Stored data -
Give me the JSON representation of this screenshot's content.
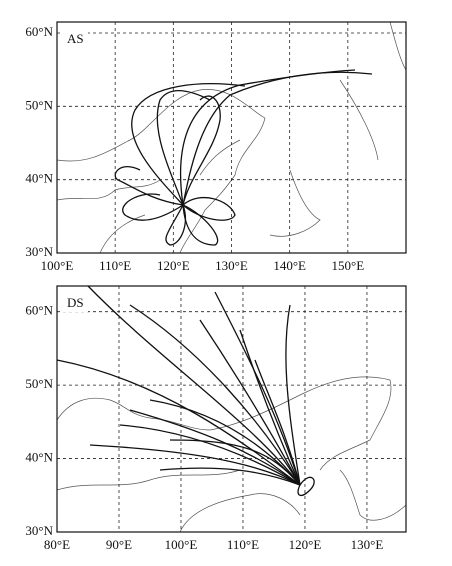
{
  "panels": [
    {
      "label": "AS",
      "xlim": [
        100,
        160
      ],
      "ylim": [
        30,
        61.5
      ],
      "xticks": [
        {
          "value": 100,
          "label": "100°E"
        },
        {
          "value": 110,
          "label": "110°E"
        },
        {
          "value": 120,
          "label": "120°E"
        },
        {
          "value": 130,
          "label": "130°E"
        },
        {
          "value": 140,
          "label": "140°E"
        },
        {
          "value": 150,
          "label": "150°E"
        }
      ],
      "yticks": [
        {
          "value": 30,
          "label": "30°N"
        },
        {
          "value": 40,
          "label": "40°N"
        },
        {
          "value": 50,
          "label": "50°N"
        },
        {
          "value": 60,
          "label": "60°N"
        }
      ]
    },
    {
      "label": "DS",
      "xlim": [
        80,
        136.3
      ],
      "ylim": [
        30,
        63.5
      ],
      "xticks": [
        {
          "value": 80,
          "label": "80°E"
        },
        {
          "value": 90,
          "label": "90°E"
        },
        {
          "value": 100,
          "label": "100°E"
        },
        {
          "value": 110,
          "label": "110°E"
        },
        {
          "value": 120,
          "label": "120°E"
        },
        {
          "value": 130,
          "label": "130°E"
        }
      ],
      "yticks": [
        {
          "value": 30,
          "label": "30°N"
        },
        {
          "value": 40,
          "label": "40°N"
        },
        {
          "value": 50,
          "label": "50°N"
        },
        {
          "value": 60,
          "label": "60°N"
        }
      ]
    }
  ]
}
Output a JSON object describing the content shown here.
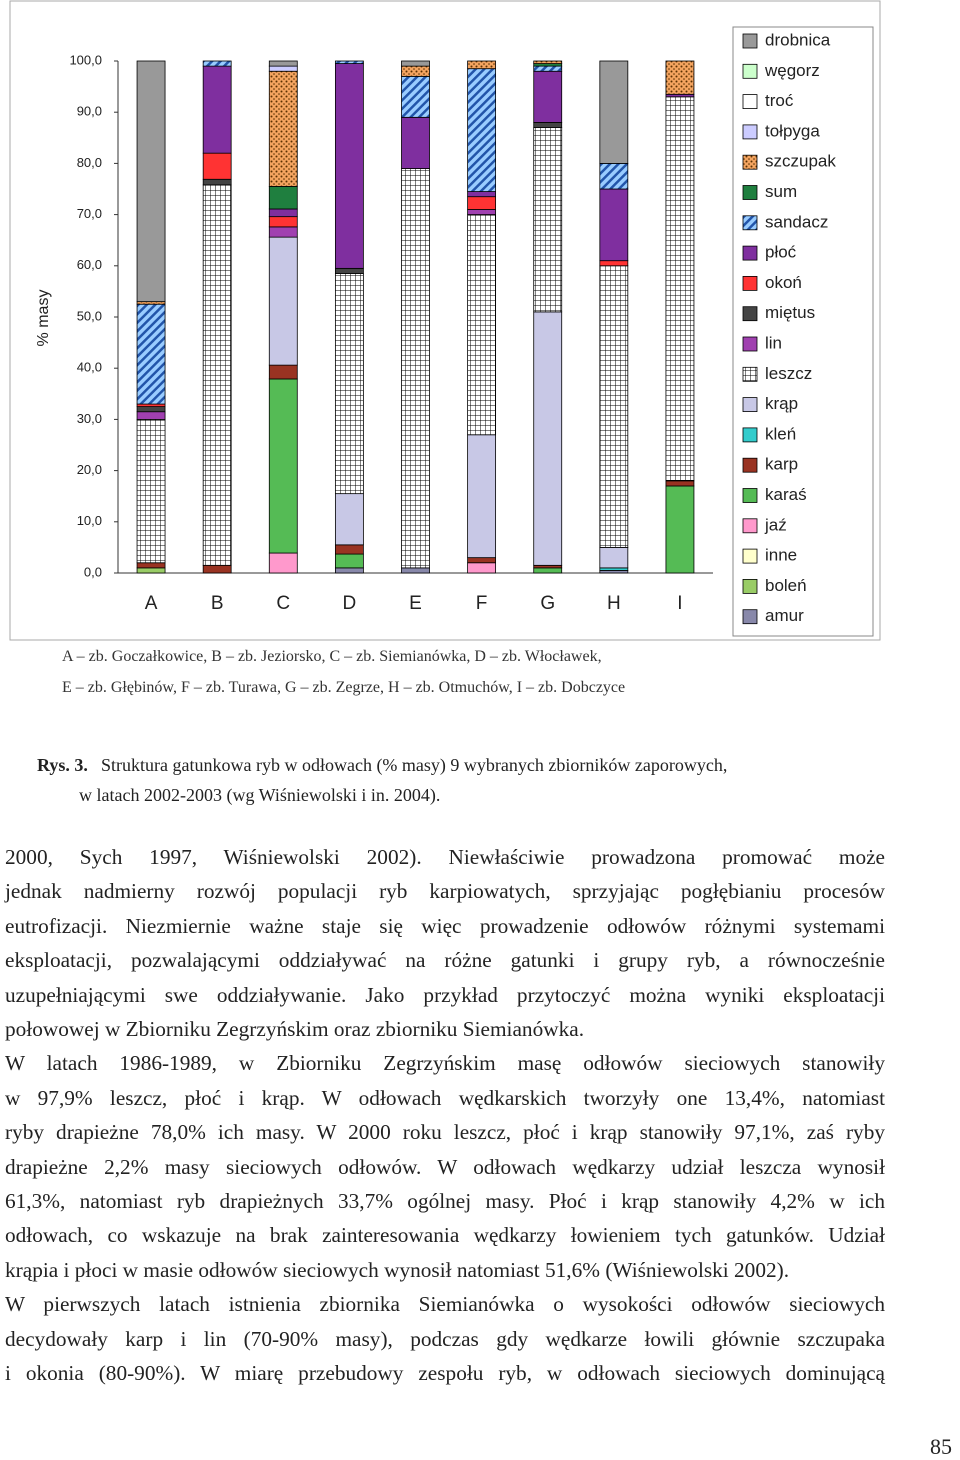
{
  "chart_data": {
    "type": "stacked-bar",
    "y_label": "% masy",
    "categories": [
      "A",
      "B",
      "C",
      "D",
      "E",
      "F",
      "G",
      "H",
      "I"
    ],
    "ylim": [
      0,
      100
    ],
    "yticks": [
      {
        "value": 0,
        "label": "0,0"
      },
      {
        "value": 10,
        "label": "10,0"
      },
      {
        "value": 20,
        "label": "20,0"
      },
      {
        "value": 30,
        "label": "30,0"
      },
      {
        "value": 40,
        "label": "40,0"
      },
      {
        "value": 50,
        "label": "50,0"
      },
      {
        "value": 60,
        "label": "60,0"
      },
      {
        "value": 70,
        "label": "70,0"
      },
      {
        "value": 80,
        "label": "80,0"
      },
      {
        "value": 90,
        "label": "90,0"
      },
      {
        "value": 100,
        "label": "100,0"
      }
    ],
    "series": [
      {
        "name": "drobnica",
        "color": "#999999",
        "values": [
          47,
          0,
          1,
          0,
          1,
          0,
          0,
          20,
          0
        ]
      },
      {
        "name": "węgorz",
        "color": "#ccffcc",
        "values": [
          0,
          0,
          0,
          0,
          0,
          0,
          0,
          0,
          0
        ]
      },
      {
        "name": "troć",
        "color": "#ffffff",
        "values": [
          0,
          0,
          0,
          0,
          0,
          0,
          0,
          0,
          0
        ]
      },
      {
        "name": "tołpyga",
        "color": "#ccccff",
        "values": [
          0,
          0,
          1,
          0,
          0,
          0,
          0,
          0,
          0
        ]
      },
      {
        "name": "szczupak",
        "color": "#f4a460",
        "pattern": "dots",
        "values": [
          0.5,
          0,
          22.5,
          0,
          2,
          1.5,
          0.5,
          0,
          6.5
        ]
      },
      {
        "name": "sum",
        "color": "#1f7f3f",
        "values": [
          0,
          0,
          4.4,
          0,
          0,
          0,
          0.5,
          0,
          0
        ]
      },
      {
        "name": "sandacz",
        "color": "#99ccff",
        "pattern": "stripes",
        "values": [
          19.5,
          1,
          0,
          0.5,
          8,
          24,
          1,
          5,
          0
        ]
      },
      {
        "name": "płoć",
        "color": "#7f2f9f",
        "values": [
          0,
          17,
          1.5,
          40,
          10,
          1,
          10,
          14,
          0.5
        ]
      },
      {
        "name": "okoń",
        "color": "#ff3333",
        "values": [
          0.5,
          5.1,
          2,
          0,
          0,
          2.5,
          0,
          1,
          0
        ]
      },
      {
        "name": "miętus",
        "color": "#444444",
        "values": [
          1,
          1.1,
          0,
          1,
          0,
          0,
          1,
          0,
          0
        ]
      },
      {
        "name": "lin",
        "color": "#a040b0",
        "values": [
          1.5,
          0,
          2,
          0,
          0,
          1,
          0,
          0,
          0
        ]
      },
      {
        "name": "leszcz",
        "color": "#ffffff",
        "pattern": "grid",
        "values": [
          28,
          74.3,
          0,
          43,
          78,
          43,
          36,
          55,
          75
        ]
      },
      {
        "name": "krąp",
        "color": "#c8c8e6",
        "values": [
          0,
          0,
          25,
          10,
          0,
          24,
          49.5,
          4,
          0
        ]
      },
      {
        "name": "kleń",
        "color": "#33cccc",
        "values": [
          0,
          0,
          0,
          0,
          0,
          0,
          0,
          0.5,
          0
        ]
      },
      {
        "name": "karp",
        "color": "#993322",
        "values": [
          1,
          1.5,
          2.7,
          1.8,
          0,
          1,
          0.5,
          0,
          1
        ]
      },
      {
        "name": "karaś",
        "color": "#55bb55",
        "values": [
          0,
          0,
          34,
          2.7,
          0,
          0,
          1,
          0,
          17
        ]
      },
      {
        "name": "jaź",
        "color": "#ff99cc",
        "values": [
          0,
          0,
          3.9,
          0,
          0,
          2,
          0,
          0,
          0
        ]
      },
      {
        "name": "inne",
        "color": "#ffffcc",
        "values": [
          0,
          0,
          0,
          0,
          0,
          0,
          0,
          0,
          0
        ]
      },
      {
        "name": "boleń",
        "color": "#99cc66",
        "values": [
          1,
          0,
          0,
          0,
          0,
          0,
          0,
          0,
          0
        ]
      },
      {
        "name": "amur",
        "color": "#8888aa",
        "values": [
          0,
          0,
          0,
          1,
          1,
          0,
          0,
          0.5,
          0
        ]
      }
    ]
  },
  "legend_note": [
    "A – zb. Goczałkowice, B – zb. Jeziorsko, C – zb. Siemianówka, D – zb. Włocławek,",
    "E – zb. Głębinów, F – zb. Turawa, G – zb. Zegrze, H – zb. Otmuchów, I – zb. Dobczyce"
  ],
  "figure_caption": {
    "label": "Rys. 3.",
    "lines": [
      "Struktura gatunkowa ryb w odłowach (% masy) 9 wybranych zbiorników zaporowych,",
      "w latach 2002-2003 (wg Wiśniewolski i in. 2004)."
    ]
  },
  "body": [
    [
      "2000, Sych 1997, Wiśniewolski 2002). Niewłaściwie prowadzona promować może",
      "jednak nadmierny rozwój populacji ryb karpiowatych, sprzyjając pogłębianiu procesów",
      "eutrofizacji. Niezmiernie ważne staje się więc prowadzenie odłowów różnymi systemami",
      "eksploatacji, pozwalającymi oddziaływać na różne gatunki i grupy ryb, a równocześnie",
      "uzupełniającymi swe oddziaływanie. Jako przykład przytoczyć można wyniki eksploatacji",
      "połowowej w Zbiorniku Zegrzyńskim oraz zbiorniku Siemianówka."
    ],
    [
      "W latach 1986-1989, w Zbiorniku Zegrzyńskim masę odłowów sieciowych stanowiły",
      "w 97,9% leszcz, płoć i krąp. W odłowach wędkarskich tworzyły one 13,4%, natomiast",
      "ryby drapieżne 78,0% ich masy. W 2000 roku leszcz, płoć i krąp stanowiły 97,1%, zaś ryby",
      "drapieżne 2,2% masy sieciowych odłowów. W odłowach wędkarzy udział leszcza wynosił",
      "61,3%, natomiast ryb drapieżnych 33,7% ogólnej masy. Płoć i krąp stanowiły 4,2% w ich",
      "odłowach, co wskazuje na brak zainteresowania wędkarzy łowieniem tych gatunków. Udział",
      "krąpia i płoci w masie odłowów sieciowych wynosił natomiast 51,6% (Wiśniewolski 2002)."
    ],
    [
      "W pierwszych latach istnienia zbiornika Siemianówka o wysokości odłowów sieciowych",
      "decydowały karp i lin (70-90% masy), podczas gdy wędkarze łowili głównie szczupaka",
      "i okonia (80-90%). W miarę przebudowy zespołu ryb, w odłowach sieciowych dominującą"
    ]
  ],
  "page_number": "85"
}
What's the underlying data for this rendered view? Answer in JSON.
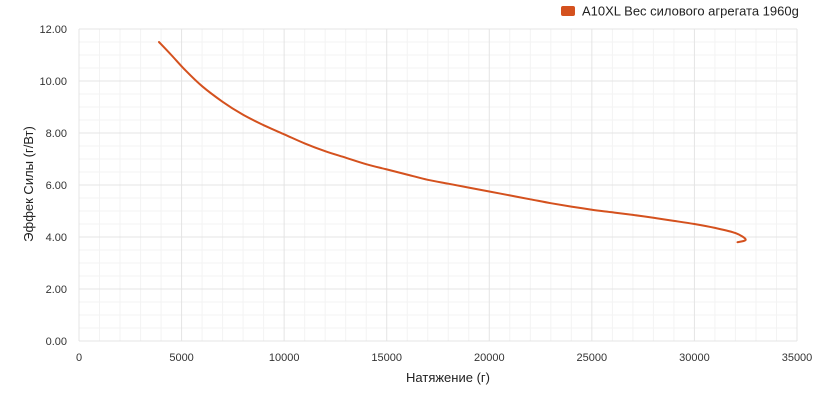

Goal - Give the count of lines holding the word "wynosił" and nothing more.

Output of the task - 2